Dataset items:
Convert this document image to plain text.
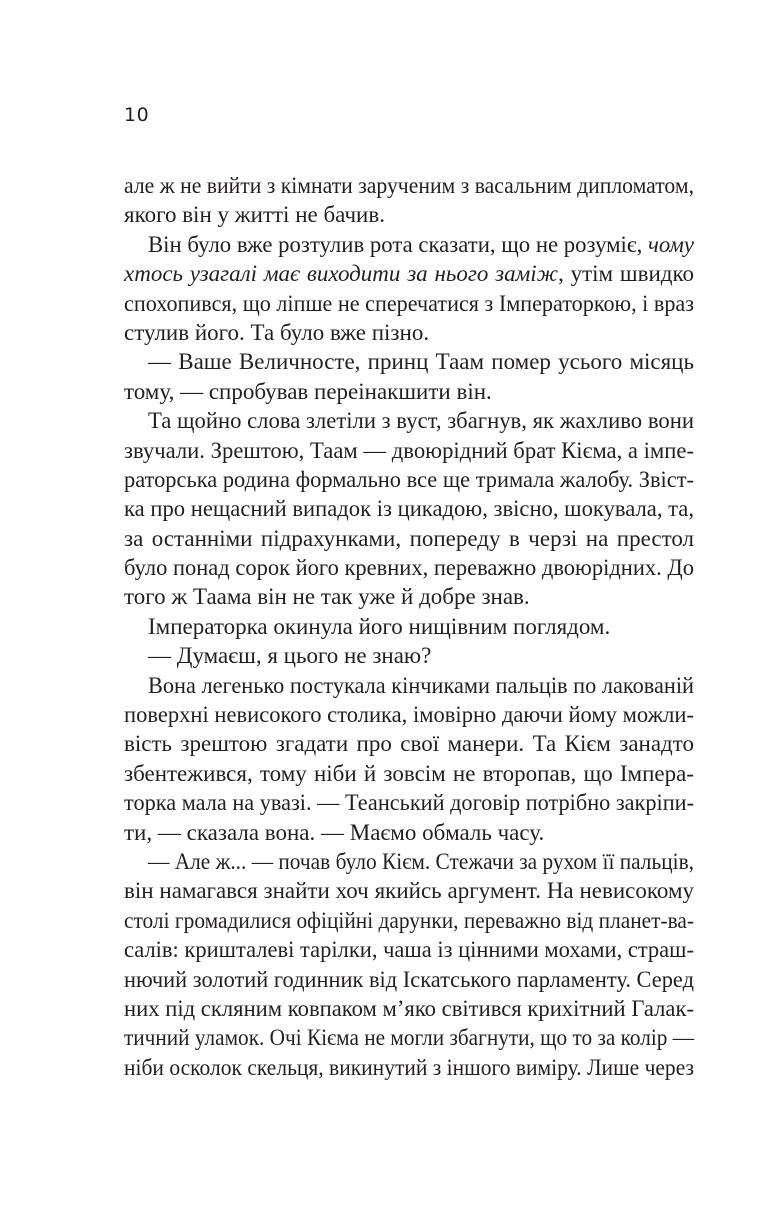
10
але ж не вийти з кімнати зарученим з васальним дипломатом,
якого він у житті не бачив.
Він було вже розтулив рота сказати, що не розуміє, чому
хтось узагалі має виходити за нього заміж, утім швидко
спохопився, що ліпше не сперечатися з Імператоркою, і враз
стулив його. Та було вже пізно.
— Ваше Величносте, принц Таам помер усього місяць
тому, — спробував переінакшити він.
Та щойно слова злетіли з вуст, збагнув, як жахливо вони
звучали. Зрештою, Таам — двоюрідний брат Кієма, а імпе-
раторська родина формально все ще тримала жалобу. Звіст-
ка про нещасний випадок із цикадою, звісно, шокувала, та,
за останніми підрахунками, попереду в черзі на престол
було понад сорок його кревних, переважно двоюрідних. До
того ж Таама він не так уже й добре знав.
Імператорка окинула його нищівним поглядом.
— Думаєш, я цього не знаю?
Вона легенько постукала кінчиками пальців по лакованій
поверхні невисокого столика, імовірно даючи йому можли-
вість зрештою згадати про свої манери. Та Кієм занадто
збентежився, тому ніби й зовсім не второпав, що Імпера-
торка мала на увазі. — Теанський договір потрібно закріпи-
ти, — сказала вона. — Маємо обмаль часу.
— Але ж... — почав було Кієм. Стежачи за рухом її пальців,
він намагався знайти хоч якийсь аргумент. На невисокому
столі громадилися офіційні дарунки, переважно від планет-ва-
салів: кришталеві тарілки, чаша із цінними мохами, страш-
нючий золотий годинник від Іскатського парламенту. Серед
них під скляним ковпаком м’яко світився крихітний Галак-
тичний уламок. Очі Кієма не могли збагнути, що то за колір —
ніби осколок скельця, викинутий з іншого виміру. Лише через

Task to complete: Gather every line from the listing above in which the word "ніби" appears.

Exercise output:
збентежився, тому ніби й зовсім не второпав, що Імпера-
ніби осколок скельця, викинутий з іншого виміру. Лише через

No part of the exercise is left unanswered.